[A run of records]
┌──

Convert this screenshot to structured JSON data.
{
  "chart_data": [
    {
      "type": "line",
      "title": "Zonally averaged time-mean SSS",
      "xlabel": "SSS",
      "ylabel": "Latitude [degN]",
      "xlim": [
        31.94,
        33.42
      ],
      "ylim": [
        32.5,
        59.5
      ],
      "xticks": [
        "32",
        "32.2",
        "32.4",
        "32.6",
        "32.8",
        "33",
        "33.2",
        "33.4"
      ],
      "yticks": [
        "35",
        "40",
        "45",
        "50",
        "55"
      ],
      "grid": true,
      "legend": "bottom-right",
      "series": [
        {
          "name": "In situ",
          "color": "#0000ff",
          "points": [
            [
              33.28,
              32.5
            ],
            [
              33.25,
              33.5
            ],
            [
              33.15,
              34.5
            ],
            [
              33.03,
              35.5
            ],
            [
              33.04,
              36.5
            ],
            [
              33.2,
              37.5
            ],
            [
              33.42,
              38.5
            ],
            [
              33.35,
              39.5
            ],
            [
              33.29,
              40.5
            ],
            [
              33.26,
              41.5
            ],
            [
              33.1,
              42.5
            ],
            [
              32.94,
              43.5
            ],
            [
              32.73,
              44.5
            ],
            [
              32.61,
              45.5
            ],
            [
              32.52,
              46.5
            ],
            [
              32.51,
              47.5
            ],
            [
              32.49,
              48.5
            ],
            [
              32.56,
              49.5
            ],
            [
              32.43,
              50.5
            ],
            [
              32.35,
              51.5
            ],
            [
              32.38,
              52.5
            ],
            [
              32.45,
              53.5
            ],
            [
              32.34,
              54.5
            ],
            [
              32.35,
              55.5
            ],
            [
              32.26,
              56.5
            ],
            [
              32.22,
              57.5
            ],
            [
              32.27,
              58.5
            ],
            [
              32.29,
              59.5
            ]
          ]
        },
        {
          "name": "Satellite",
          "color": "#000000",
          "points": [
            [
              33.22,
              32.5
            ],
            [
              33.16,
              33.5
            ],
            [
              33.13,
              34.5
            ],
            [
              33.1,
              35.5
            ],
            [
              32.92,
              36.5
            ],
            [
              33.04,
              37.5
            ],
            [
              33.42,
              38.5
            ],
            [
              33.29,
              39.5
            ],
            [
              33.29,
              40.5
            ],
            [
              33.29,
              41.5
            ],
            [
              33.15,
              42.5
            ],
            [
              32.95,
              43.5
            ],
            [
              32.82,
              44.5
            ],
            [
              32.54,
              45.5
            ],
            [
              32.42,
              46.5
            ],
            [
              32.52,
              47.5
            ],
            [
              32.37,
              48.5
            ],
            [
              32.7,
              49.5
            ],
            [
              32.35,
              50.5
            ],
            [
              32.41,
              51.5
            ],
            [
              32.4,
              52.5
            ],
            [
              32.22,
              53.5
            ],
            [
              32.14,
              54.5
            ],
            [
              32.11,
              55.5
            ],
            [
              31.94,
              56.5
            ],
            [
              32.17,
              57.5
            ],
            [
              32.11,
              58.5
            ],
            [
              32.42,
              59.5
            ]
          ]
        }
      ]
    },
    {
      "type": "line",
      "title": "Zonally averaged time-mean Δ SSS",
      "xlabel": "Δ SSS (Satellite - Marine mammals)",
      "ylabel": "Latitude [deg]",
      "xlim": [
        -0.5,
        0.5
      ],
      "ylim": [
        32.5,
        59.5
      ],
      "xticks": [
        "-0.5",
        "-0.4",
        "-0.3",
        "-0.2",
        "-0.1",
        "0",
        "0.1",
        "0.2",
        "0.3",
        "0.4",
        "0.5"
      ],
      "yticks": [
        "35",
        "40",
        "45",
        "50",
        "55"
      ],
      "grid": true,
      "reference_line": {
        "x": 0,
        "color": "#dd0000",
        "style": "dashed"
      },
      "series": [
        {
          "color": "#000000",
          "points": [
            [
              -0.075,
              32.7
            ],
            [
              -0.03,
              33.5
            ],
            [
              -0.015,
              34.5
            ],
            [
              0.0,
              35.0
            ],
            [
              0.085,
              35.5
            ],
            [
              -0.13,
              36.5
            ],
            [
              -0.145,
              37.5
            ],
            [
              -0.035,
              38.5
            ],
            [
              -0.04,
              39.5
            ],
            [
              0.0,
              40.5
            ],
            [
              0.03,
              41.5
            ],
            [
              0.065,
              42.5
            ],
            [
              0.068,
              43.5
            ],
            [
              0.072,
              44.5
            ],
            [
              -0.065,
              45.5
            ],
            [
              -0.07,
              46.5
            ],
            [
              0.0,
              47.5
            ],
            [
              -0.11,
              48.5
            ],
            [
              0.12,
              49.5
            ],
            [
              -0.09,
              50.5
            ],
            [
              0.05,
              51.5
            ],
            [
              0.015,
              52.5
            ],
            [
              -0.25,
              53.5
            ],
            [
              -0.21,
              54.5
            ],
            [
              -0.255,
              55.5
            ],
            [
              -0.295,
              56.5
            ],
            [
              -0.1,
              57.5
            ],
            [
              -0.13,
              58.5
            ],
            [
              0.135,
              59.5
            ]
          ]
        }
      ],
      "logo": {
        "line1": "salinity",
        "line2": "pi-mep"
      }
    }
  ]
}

└──

- Instructions for the task
Scan the material and collect every line that contains "Satellite".

- Exercise answer
          "name": "Satellite",
      "xlabel": "Δ SSS (Satellite - Marine mammals)",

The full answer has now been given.